• **Do this**
The records below are to be quoted in full; please keep every word exact.

• **Information supplied**
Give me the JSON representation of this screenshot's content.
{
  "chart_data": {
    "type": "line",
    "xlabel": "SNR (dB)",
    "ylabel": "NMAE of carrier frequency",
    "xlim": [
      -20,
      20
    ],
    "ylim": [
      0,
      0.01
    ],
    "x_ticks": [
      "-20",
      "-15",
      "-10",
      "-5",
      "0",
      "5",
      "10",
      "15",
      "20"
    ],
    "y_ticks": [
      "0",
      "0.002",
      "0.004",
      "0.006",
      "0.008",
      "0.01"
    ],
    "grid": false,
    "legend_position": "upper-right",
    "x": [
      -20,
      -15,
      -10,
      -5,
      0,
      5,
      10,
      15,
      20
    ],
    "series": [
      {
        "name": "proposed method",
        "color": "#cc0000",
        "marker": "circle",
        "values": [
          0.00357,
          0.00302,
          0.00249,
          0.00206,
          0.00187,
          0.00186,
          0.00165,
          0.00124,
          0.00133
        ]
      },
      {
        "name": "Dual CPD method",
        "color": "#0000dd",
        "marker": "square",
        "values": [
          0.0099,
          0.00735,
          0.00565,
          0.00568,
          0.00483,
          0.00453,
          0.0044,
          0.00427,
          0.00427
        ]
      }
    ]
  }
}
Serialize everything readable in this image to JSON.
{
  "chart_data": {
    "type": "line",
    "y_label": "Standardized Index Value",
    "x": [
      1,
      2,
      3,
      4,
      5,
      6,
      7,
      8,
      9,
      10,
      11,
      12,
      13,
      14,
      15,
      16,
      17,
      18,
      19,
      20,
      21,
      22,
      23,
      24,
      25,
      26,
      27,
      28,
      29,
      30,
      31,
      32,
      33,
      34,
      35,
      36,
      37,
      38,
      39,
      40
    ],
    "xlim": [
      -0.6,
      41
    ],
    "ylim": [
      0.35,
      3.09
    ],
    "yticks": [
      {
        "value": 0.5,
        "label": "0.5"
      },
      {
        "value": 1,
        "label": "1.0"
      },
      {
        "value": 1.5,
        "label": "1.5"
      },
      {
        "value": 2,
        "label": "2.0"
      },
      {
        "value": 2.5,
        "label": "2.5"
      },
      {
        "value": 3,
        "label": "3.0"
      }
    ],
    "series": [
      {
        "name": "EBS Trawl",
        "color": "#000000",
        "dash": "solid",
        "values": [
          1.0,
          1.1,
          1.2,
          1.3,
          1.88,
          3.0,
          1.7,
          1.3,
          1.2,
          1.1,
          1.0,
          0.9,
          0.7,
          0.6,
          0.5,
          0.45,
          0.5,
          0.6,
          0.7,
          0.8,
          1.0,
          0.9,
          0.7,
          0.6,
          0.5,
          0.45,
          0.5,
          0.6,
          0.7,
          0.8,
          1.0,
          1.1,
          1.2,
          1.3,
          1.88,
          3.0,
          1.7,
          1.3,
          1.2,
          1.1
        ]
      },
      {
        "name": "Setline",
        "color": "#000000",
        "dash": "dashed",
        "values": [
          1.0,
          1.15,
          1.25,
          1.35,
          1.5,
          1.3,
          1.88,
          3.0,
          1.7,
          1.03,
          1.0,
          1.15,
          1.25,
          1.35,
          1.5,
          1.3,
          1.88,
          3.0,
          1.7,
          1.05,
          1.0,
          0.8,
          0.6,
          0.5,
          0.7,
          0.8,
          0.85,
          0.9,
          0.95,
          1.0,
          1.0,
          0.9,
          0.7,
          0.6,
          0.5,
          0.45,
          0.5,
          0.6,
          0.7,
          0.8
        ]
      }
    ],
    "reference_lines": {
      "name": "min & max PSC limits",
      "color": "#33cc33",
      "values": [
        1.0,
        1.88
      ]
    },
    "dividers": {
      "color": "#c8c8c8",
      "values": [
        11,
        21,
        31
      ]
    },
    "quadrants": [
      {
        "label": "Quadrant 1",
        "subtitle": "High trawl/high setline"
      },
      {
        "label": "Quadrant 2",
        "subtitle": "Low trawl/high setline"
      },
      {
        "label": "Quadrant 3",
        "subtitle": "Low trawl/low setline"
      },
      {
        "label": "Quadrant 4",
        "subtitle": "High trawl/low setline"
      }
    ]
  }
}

• **Exercise answer**
Give me the JSON representation of this screenshot's content.
{
  "chart_data": {
    "type": "line",
    "xlabel": "SNR (dB)",
    "ylabel": "NMAE of carrier frequency",
    "xlim": [
      -20,
      20
    ],
    "ylim": [
      0,
      0.01
    ],
    "x_ticks": [
      "-20",
      "-15",
      "-10",
      "-5",
      "0",
      "5",
      "10",
      "15",
      "20"
    ],
    "y_ticks": [
      "0",
      "0.002",
      "0.004",
      "0.006",
      "0.008",
      "0.01"
    ],
    "grid": false,
    "legend_position": "upper-right",
    "x": [
      -20,
      -15,
      -10,
      -5,
      0,
      5,
      10,
      15,
      20
    ],
    "series": [
      {
        "name": "proposed method",
        "color": "#cc0000",
        "marker": "circle",
        "values": [
          0.00357,
          0.00302,
          0.00249,
          0.00206,
          0.00187,
          0.00186,
          0.00165,
          0.00124,
          0.00133
        ]
      },
      {
        "name": "Dual CPD method",
        "color": "#0000dd",
        "marker": "square",
        "values": [
          0.0099,
          0.00735,
          0.00565,
          0.00568,
          0.00483,
          0.00453,
          0.0044,
          0.00427,
          0.00427
        ]
      }
    ]
  }
}
Serialize everything readable in this image to JSON.
{
  "chart_data": {
    "type": "line",
    "y_label": "Standardized Index Value",
    "x": [
      1,
      2,
      3,
      4,
      5,
      6,
      7,
      8,
      9,
      10,
      11,
      12,
      13,
      14,
      15,
      16,
      17,
      18,
      19,
      20,
      21,
      22,
      23,
      24,
      25,
      26,
      27,
      28,
      29,
      30,
      31,
      32,
      33,
      34,
      35,
      36,
      37,
      38,
      39,
      40
    ],
    "xlim": [
      -0.6,
      41
    ],
    "ylim": [
      0.35,
      3.09
    ],
    "yticks": [
      {
        "value": 0.5,
        "label": "0.5"
      },
      {
        "value": 1,
        "label": "1.0"
      },
      {
        "value": 1.5,
        "label": "1.5"
      },
      {
        "value": 2,
        "label": "2.0"
      },
      {
        "value": 2.5,
        "label": "2.5"
      },
      {
        "value": 3,
        "label": "3.0"
      }
    ],
    "series": [
      {
        "name": "EBS Trawl",
        "color": "#000000",
        "dash": "solid",
        "values": [
          1.0,
          1.1,
          1.2,
          1.3,
          1.88,
          3.0,
          1.7,
          1.3,
          1.2,
          1.1,
          1.0,
          0.9,
          0.7,
          0.6,
          0.5,
          0.45,
          0.5,
          0.6,
          0.7,
          0.8,
          1.0,
          0.9,
          0.7,
          0.6,
          0.5,
          0.45,
          0.5,
          0.6,
          0.7,
          0.8,
          1.0,
          1.1,
          1.2,
          1.3,
          1.88,
          3.0,
          1.7,
          1.3,
          1.2,
          1.1
        ]
      },
      {
        "name": "Setline",
        "color": "#000000",
        "dash": "dashed",
        "values": [
          1.0,
          1.15,
          1.25,
          1.35,
          1.5,
          1.3,
          1.88,
          3.0,
          1.7,
          1.03,
          1.0,
          1.15,
          1.25,
          1.35,
          1.5,
          1.3,
          1.88,
          3.0,
          1.7,
          1.05,
          1.0,
          0.8,
          0.6,
          0.5,
          0.7,
          0.8,
          0.85,
          0.9,
          0.95,
          1.0,
          1.0,
          0.9,
          0.7,
          0.6,
          0.5,
          0.45,
          0.5,
          0.6,
          0.7,
          0.8
        ]
      }
    ],
    "reference_lines": {
      "name": "min & max PSC limits",
      "color": "#33cc33",
      "values": [
        1.0,
        1.88
      ]
    },
    "dividers": {
      "color": "#c8c8c8",
      "values": [
        11,
        21,
        31
      ]
    },
    "quadrants": [
      {
        "label": "Quadrant 1",
        "subtitle": "High trawl/high setline"
      },
      {
        "label": "Quadrant 2",
        "subtitle": "Low trawl/high setline"
      },
      {
        "label": "Quadrant 3",
        "subtitle": "Low trawl/low setline"
      },
      {
        "label": "Quadrant 4",
        "subtitle": "High trawl/low setline"
      }
    ]
  }
}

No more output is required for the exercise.